[WHAT IS REQUIRED]:
Can you print every record below exactly as written?

** BEGIN GIVEN RECORDS **

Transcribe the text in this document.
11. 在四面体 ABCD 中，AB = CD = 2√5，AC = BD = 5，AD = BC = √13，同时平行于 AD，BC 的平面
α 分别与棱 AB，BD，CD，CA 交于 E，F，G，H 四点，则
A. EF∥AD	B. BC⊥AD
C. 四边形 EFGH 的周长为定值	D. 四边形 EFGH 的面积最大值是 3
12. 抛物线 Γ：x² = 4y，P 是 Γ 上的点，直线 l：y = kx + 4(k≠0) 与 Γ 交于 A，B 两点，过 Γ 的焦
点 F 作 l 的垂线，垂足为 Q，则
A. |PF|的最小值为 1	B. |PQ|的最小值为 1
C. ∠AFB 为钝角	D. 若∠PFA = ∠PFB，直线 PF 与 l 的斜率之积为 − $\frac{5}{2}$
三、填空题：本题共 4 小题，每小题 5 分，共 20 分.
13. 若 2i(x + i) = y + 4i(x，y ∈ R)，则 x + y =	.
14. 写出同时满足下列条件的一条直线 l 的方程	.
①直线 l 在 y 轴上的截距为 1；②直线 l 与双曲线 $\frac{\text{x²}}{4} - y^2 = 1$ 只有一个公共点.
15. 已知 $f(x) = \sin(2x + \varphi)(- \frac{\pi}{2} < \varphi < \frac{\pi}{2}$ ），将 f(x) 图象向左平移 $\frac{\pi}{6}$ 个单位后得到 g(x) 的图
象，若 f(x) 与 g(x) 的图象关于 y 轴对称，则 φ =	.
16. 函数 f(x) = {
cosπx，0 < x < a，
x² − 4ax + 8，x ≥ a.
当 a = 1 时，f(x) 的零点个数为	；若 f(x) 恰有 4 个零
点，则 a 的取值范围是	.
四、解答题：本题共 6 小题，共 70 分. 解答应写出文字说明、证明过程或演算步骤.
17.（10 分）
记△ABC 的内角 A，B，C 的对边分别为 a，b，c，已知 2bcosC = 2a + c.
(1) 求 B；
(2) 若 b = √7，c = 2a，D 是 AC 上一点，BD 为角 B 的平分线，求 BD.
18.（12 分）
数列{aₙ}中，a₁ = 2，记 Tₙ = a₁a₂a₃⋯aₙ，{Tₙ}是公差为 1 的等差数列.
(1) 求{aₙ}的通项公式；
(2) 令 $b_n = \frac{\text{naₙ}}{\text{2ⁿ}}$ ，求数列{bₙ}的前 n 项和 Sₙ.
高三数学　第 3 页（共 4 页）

** END GIVEN RECORDS **

[RESPONSE FOR THIS EXERCISE]:
Transcribe the text in this document.
11. 在四面体 ABCD 中，AB = CD = 2√5，AC = BD = 5，AD = BC = √13，同时平行于 AD，BC 的平面
α 分别与棱 AB，BD，CD，CA 交于 E，F，G，H 四点，则
A. EF∥AD	B. BC⊥AD
C. 四边形 EFGH 的周长为定值	D. 四边形 EFGH 的面积最大值是 3
12. 抛物线 Γ：x² = 4y，P 是 Γ 上的点，直线 l：y = kx + 4(k≠0) 与 Γ 交于 A，B 两点，过 Γ 的焦
点 F 作 l 的垂线，垂足为 Q，则
A. |PF|的最小值为 1	B. |PQ|的最小值为 1
C. ∠AFB 为钝角	D. 若∠PFA = ∠PFB，直线 PF 与 l 的斜率之积为 − $\frac{5}{2}$
三、填空题：本题共 4 小题，每小题 5 分，共 20 分.
13. 若 2i(x + i) = y + 4i(x，y ∈ R)，则 x + y =	.
14. 写出同时满足下列条件的一条直线 l 的方程	.
①直线 l 在 y 轴上的截距为 1；②直线 l 与双曲线 $\frac{\text{x²}}{4} - y^2 = 1$ 只有一个公共点.
15. 已知 $f(x) = \sin(2x + \varphi)(- \frac{\pi}{2} < \varphi < \frac{\pi}{2}$ ），将 f(x) 图象向左平移 $\frac{\pi}{6}$ 个单位后得到 g(x) 的图
象，若 f(x) 与 g(x) 的图象关于 y 轴对称，则 φ =	.
16. 函数 f(x) = {
cosπx，0 < x < a，
x² − 4ax + 8，x ≥ a.
当 a = 1 时，f(x) 的零点个数为	；若 f(x) 恰有 4 个零
点，则 a 的取值范围是	.
四、解答题：本题共 6 小题，共 70 分. 解答应写出文字说明、证明过程或演算步骤.
17.（10 分）
记△ABC 的内角 A，B，C 的对边分别为 a，b，c，已知 2bcosC = 2a + c.
(1) 求 B；
(2) 若 b = √7，c = 2a，D 是 AC 上一点，BD 为角 B 的平分线，求 BD.
18.（12 分）
数列{aₙ}中，a₁ = 2，记 Tₙ = a₁a₂a₃⋯aₙ，{Tₙ}是公差为 1 的等差数列.
(1) 求{aₙ}的通项公式；
(2) 令 $b_n = \frac{\text{naₙ}}{\text{2ⁿ}}$ ，求数列{bₙ}的前 n 项和 Sₙ.
高三数学　第 3 页（共 4 页）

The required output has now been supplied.